*TASK OBJECTIVE*
Retype all of the data. Every line must match exactly.

*RECORD LIST*
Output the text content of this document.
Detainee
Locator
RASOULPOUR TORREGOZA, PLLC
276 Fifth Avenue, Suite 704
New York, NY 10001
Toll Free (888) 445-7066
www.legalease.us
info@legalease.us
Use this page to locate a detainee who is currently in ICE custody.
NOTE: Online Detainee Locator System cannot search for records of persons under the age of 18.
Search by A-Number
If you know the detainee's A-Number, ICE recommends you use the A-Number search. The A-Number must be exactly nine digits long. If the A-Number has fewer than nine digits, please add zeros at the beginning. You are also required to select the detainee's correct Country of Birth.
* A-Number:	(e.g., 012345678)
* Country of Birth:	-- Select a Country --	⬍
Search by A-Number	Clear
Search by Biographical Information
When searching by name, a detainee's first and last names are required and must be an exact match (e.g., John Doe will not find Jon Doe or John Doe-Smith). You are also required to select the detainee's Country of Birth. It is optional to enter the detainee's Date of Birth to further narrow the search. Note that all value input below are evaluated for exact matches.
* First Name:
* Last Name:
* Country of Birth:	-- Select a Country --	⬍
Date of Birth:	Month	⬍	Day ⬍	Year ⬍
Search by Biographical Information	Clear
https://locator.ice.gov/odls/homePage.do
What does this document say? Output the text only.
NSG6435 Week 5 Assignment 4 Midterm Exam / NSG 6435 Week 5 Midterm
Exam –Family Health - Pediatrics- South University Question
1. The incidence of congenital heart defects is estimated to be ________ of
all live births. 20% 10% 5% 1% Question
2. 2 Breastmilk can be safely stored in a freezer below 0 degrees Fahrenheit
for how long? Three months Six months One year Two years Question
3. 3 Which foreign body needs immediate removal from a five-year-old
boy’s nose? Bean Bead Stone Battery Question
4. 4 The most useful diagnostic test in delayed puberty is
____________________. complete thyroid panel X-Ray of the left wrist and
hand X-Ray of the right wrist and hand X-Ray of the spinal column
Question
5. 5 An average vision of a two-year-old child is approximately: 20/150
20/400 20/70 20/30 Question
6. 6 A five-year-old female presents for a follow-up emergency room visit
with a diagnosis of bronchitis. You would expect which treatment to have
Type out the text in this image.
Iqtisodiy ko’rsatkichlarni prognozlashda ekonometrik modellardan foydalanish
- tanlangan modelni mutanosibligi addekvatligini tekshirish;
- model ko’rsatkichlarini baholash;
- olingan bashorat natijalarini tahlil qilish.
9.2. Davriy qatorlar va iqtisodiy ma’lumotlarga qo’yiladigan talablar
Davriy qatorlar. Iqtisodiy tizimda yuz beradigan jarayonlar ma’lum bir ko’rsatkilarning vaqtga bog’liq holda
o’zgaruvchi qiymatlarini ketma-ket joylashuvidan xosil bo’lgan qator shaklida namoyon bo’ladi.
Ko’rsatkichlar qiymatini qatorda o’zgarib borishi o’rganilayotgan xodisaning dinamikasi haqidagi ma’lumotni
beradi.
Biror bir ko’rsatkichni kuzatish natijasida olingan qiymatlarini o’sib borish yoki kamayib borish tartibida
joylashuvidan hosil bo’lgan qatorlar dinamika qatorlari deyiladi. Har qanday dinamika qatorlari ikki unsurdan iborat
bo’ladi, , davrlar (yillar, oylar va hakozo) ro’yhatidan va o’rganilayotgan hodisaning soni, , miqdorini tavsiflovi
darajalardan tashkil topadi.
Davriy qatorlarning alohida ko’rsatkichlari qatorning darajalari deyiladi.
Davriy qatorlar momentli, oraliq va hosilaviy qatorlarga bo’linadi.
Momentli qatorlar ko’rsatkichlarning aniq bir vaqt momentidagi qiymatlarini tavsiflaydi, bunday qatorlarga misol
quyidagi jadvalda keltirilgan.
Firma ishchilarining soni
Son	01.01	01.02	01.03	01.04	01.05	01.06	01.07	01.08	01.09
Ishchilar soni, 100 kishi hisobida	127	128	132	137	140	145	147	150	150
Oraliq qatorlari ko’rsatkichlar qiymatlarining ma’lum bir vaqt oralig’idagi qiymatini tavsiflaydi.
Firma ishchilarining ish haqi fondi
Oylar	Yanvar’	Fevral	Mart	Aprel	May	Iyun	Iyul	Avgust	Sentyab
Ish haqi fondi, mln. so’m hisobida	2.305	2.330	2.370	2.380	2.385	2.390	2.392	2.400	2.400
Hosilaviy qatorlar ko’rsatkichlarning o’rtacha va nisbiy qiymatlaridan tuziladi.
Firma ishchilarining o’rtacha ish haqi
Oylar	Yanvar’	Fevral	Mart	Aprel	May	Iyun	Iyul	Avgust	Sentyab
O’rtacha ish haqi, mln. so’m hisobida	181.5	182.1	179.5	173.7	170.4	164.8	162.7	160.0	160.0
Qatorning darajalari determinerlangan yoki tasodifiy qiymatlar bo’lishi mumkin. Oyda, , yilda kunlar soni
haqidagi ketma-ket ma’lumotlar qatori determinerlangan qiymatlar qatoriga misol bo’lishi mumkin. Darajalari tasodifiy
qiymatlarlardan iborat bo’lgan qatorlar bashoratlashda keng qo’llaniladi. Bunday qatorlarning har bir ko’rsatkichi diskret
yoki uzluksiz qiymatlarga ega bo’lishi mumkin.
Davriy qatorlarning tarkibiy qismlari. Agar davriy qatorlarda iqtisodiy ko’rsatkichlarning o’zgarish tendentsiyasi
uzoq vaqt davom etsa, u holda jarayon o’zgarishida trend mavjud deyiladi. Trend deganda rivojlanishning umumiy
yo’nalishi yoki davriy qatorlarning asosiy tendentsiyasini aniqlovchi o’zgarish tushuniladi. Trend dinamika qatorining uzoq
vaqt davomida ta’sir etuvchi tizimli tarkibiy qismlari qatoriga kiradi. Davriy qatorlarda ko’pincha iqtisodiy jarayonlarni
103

*SOLUTION TO THE PROBLEM*
Output the text content of this document.
Detainee
Locator
RASOULPOUR TORREGOZA, PLLC
276 Fifth Avenue, Suite 704
New York, NY 10001
Toll Free (888) 445-7066
www.legalease.us
info@legalease.us
Use this page to locate a detainee who is currently in ICE custody.
NOTE: Online Detainee Locator System cannot search for records of persons under the age of 18.
Search by A-Number
If you know the detainee's A-Number, ICE recommends you use the A-Number search. The A-Number must be exactly nine digits long. If the A-Number has fewer than nine digits, please add zeros at the beginning. You are also required to select the detainee's correct Country of Birth.
* A-Number:	(e.g., 012345678)
* Country of Birth:	-- Select a Country --	⬍
Search by A-Number	Clear
Search by Biographical Information
When searching by name, a detainee's first and last names are required and must be an exact match (e.g., John Doe will not find Jon Doe or John Doe-Smith). You are also required to select the detainee's Country of Birth. It is optional to enter the detainee's Date of Birth to further narrow the search. Note that all value input below are evaluated for exact matches.
* First Name:
* Last Name:
* Country of Birth:	-- Select a Country --	⬍
Date of Birth:	Month	⬍	Day ⬍	Year ⬍
Search by Biographical Information	Clear
https://locator.ice.gov/odls/homePage.do
What does this document say? Output the text only.
NSG6435 Week 5 Assignment 4 Midterm Exam / NSG 6435 Week 5 Midterm
Exam –Family Health - Pediatrics- South University Question
1. The incidence of congenital heart defects is estimated to be ________ of
all live births. 20% 10% 5% 1% Question
2. 2 Breastmilk can be safely stored in a freezer below 0 degrees Fahrenheit
for how long? Three months Six months One year Two years Question
3. 3 Which foreign body needs immediate removal from a five-year-old
boy’s nose? Bean Bead Stone Battery Question
4. 4 The most useful diagnostic test in delayed puberty is
____________________. complete thyroid panel X-Ray of the left wrist and
hand X-Ray of the right wrist and hand X-Ray of the spinal column
Question
5. 5 An average vision of a two-year-old child is approximately: 20/150
20/400 20/70 20/30 Question
6. 6 A five-year-old female presents for a follow-up emergency room visit
with a diagnosis of bronchitis. You would expect which treatment to have
Type out the text in this image.
Iqtisodiy ko’rsatkichlarni prognozlashda ekonometrik modellardan foydalanish
- tanlangan modelni mutanosibligi addekvatligini tekshirish;
- model ko’rsatkichlarini baholash;
- olingan bashorat natijalarini tahlil qilish.
9.2. Davriy qatorlar va iqtisodiy ma’lumotlarga qo’yiladigan talablar
Davriy qatorlar. Iqtisodiy tizimda yuz beradigan jarayonlar ma’lum bir ko’rsatkilarning vaqtga bog’liq holda
o’zgaruvchi qiymatlarini ketma-ket joylashuvidan xosil bo’lgan qator shaklida namoyon bo’ladi.
Ko’rsatkichlar qiymatini qatorda o’zgarib borishi o’rganilayotgan xodisaning dinamikasi haqidagi ma’lumotni
beradi.
Biror bir ko’rsatkichni kuzatish natijasida olingan qiymatlarini o’sib borish yoki kamayib borish tartibida
joylashuvidan hosil bo’lgan qatorlar dinamika qatorlari deyiladi. Har qanday dinamika qatorlari ikki unsurdan iborat
bo’ladi, , davrlar (yillar, oylar va hakozo) ro’yhatidan va o’rganilayotgan hodisaning soni, , miqdorini tavsiflovi
darajalardan tashkil topadi.
Davriy qatorlarning alohida ko’rsatkichlari qatorning darajalari deyiladi.
Davriy qatorlar momentli, oraliq va hosilaviy qatorlarga bo’linadi.
Momentli qatorlar ko’rsatkichlarning aniq bir vaqt momentidagi qiymatlarini tavsiflaydi, bunday qatorlarga misol
quyidagi jadvalda keltirilgan.
Firma ishchilarining soni
Son	01.01	01.02	01.03	01.04	01.05	01.06	01.07	01.08	01.09
Ishchilar soni, 100 kishi hisobida	127	128	132	137	140	145	147	150	150
Oraliq qatorlari ko’rsatkichlar qiymatlarining ma’lum bir vaqt oralig’idagi qiymatini tavsiflaydi.
Firma ishchilarining ish haqi fondi
Oylar	Yanvar’	Fevral	Mart	Aprel	May	Iyun	Iyul	Avgust	Sentyab
Ish haqi fondi, mln. so’m hisobida	2.305	2.330	2.370	2.380	2.385	2.390	2.392	2.400	2.400
Hosilaviy qatorlar ko’rsatkichlarning o’rtacha va nisbiy qiymatlaridan tuziladi.
Firma ishchilarining o’rtacha ish haqi
Oylar	Yanvar’	Fevral	Mart	Aprel	May	Iyun	Iyul	Avgust	Sentyab
O’rtacha ish haqi, mln. so’m hisobida	181.5	182.1	179.5	173.7	170.4	164.8	162.7	160.0	160.0
Qatorning darajalari determinerlangan yoki tasodifiy qiymatlar bo’lishi mumkin. Oyda, , yilda kunlar soni
haqidagi ketma-ket ma’lumotlar qatori determinerlangan qiymatlar qatoriga misol bo’lishi mumkin. Darajalari tasodifiy
qiymatlarlardan iborat bo’lgan qatorlar bashoratlashda keng qo’llaniladi. Bunday qatorlarning har bir ko’rsatkichi diskret
yoki uzluksiz qiymatlarga ega bo’lishi mumkin.
Davriy qatorlarning tarkibiy qismlari. Agar davriy qatorlarda iqtisodiy ko’rsatkichlarning o’zgarish tendentsiyasi
uzoq vaqt davom etsa, u holda jarayon o’zgarishida trend mavjud deyiladi. Trend deganda rivojlanishning umumiy
yo’nalishi yoki davriy qatorlarning asosiy tendentsiyasini aniqlovchi o’zgarish tushuniladi. Trend dinamika qatorining uzoq
vaqt davomida ta’sir etuvchi tizimli tarkibiy qismlari qatoriga kiradi. Davriy qatorlarda ko’pincha iqtisodiy jarayonlarni
103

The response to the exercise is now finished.